Job> Copy out the entries exactly, from the first line to the last.

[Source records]

************

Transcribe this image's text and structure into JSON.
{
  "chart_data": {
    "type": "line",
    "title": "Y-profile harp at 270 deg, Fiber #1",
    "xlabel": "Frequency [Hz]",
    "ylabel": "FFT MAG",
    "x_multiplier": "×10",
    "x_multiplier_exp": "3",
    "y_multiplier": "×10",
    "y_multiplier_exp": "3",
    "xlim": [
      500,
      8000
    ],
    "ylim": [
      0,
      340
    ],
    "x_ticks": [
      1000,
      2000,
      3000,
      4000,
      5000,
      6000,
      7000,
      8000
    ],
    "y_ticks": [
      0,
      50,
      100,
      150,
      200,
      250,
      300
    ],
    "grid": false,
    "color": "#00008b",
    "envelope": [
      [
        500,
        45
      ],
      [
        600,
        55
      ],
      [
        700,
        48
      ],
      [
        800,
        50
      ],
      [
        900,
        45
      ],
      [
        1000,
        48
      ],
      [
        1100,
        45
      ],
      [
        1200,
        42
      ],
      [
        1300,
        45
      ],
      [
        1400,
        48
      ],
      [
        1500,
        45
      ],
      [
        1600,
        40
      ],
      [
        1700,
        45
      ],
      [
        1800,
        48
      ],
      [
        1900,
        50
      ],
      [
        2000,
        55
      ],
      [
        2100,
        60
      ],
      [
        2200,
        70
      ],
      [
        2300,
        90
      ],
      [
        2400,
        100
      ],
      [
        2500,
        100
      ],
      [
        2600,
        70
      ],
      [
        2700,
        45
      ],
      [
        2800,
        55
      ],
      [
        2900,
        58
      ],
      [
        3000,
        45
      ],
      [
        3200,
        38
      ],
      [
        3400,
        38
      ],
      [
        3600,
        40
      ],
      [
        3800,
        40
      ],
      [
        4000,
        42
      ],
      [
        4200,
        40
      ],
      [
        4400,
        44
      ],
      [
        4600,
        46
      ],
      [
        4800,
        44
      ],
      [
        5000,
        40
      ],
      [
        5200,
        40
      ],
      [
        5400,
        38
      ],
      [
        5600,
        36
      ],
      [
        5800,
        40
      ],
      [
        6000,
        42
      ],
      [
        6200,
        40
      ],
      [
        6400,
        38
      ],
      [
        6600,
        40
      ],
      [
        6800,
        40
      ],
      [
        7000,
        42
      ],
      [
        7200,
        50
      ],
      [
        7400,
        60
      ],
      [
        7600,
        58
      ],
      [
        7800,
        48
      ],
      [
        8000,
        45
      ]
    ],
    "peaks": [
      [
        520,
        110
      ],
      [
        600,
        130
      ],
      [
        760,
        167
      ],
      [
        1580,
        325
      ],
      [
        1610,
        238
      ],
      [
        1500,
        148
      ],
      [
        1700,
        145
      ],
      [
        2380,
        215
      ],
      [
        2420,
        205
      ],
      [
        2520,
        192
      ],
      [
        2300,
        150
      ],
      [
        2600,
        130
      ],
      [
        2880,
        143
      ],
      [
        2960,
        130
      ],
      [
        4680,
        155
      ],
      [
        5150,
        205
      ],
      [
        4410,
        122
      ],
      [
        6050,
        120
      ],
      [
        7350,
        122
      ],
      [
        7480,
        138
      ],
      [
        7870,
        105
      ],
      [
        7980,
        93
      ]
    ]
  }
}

************

Exercise response>
Transcribe this image's text and structure into JSON.
{
  "chart_data": {
    "type": "line",
    "title": "Y-profile harp at 270 deg, Fiber #1",
    "xlabel": "Frequency [Hz]",
    "ylabel": "FFT MAG",
    "x_multiplier": "×10",
    "x_multiplier_exp": "3",
    "y_multiplier": "×10",
    "y_multiplier_exp": "3",
    "xlim": [
      500,
      8000
    ],
    "ylim": [
      0,
      340
    ],
    "x_ticks": [
      1000,
      2000,
      3000,
      4000,
      5000,
      6000,
      7000,
      8000
    ],
    "y_ticks": [
      0,
      50,
      100,
      150,
      200,
      250,
      300
    ],
    "grid": false,
    "color": "#00008b",
    "envelope": [
      [
        500,
        45
      ],
      [
        600,
        55
      ],
      [
        700,
        48
      ],
      [
        800,
        50
      ],
      [
        900,
        45
      ],
      [
        1000,
        48
      ],
      [
        1100,
        45
      ],
      [
        1200,
        42
      ],
      [
        1300,
        45
      ],
      [
        1400,
        48
      ],
      [
        1500,
        45
      ],
      [
        1600,
        40
      ],
      [
        1700,
        45
      ],
      [
        1800,
        48
      ],
      [
        1900,
        50
      ],
      [
        2000,
        55
      ],
      [
        2100,
        60
      ],
      [
        2200,
        70
      ],
      [
        2300,
        90
      ],
      [
        2400,
        100
      ],
      [
        2500,
        100
      ],
      [
        2600,
        70
      ],
      [
        2700,
        45
      ],
      [
        2800,
        55
      ],
      [
        2900,
        58
      ],
      [
        3000,
        45
      ],
      [
        3200,
        38
      ],
      [
        3400,
        38
      ],
      [
        3600,
        40
      ],
      [
        3800,
        40
      ],
      [
        4000,
        42
      ],
      [
        4200,
        40
      ],
      [
        4400,
        44
      ],
      [
        4600,
        46
      ],
      [
        4800,
        44
      ],
      [
        5000,
        40
      ],
      [
        5200,
        40
      ],
      [
        5400,
        38
      ],
      [
        5600,
        36
      ],
      [
        5800,
        40
      ],
      [
        6000,
        42
      ],
      [
        6200,
        40
      ],
      [
        6400,
        38
      ],
      [
        6600,
        40
      ],
      [
        6800,
        40
      ],
      [
        7000,
        42
      ],
      [
        7200,
        50
      ],
      [
        7400,
        60
      ],
      [
        7600,
        58
      ],
      [
        7800,
        48
      ],
      [
        8000,
        45
      ]
    ],
    "peaks": [
      [
        520,
        110
      ],
      [
        600,
        130
      ],
      [
        760,
        167
      ],
      [
        1580,
        325
      ],
      [
        1610,
        238
      ],
      [
        1500,
        148
      ],
      [
        1700,
        145
      ],
      [
        2380,
        215
      ],
      [
        2420,
        205
      ],
      [
        2520,
        192
      ],
      [
        2300,
        150
      ],
      [
        2600,
        130
      ],
      [
        2880,
        143
      ],
      [
        2960,
        130
      ],
      [
        4680,
        155
      ],
      [
        5150,
        205
      ],
      [
        4410,
        122
      ],
      [
        6050,
        120
      ],
      [
        7350,
        122
      ],
      [
        7480,
        138
      ],
      [
        7870,
        105
      ],
      [
        7980,
        93
      ]
    ]
  }
}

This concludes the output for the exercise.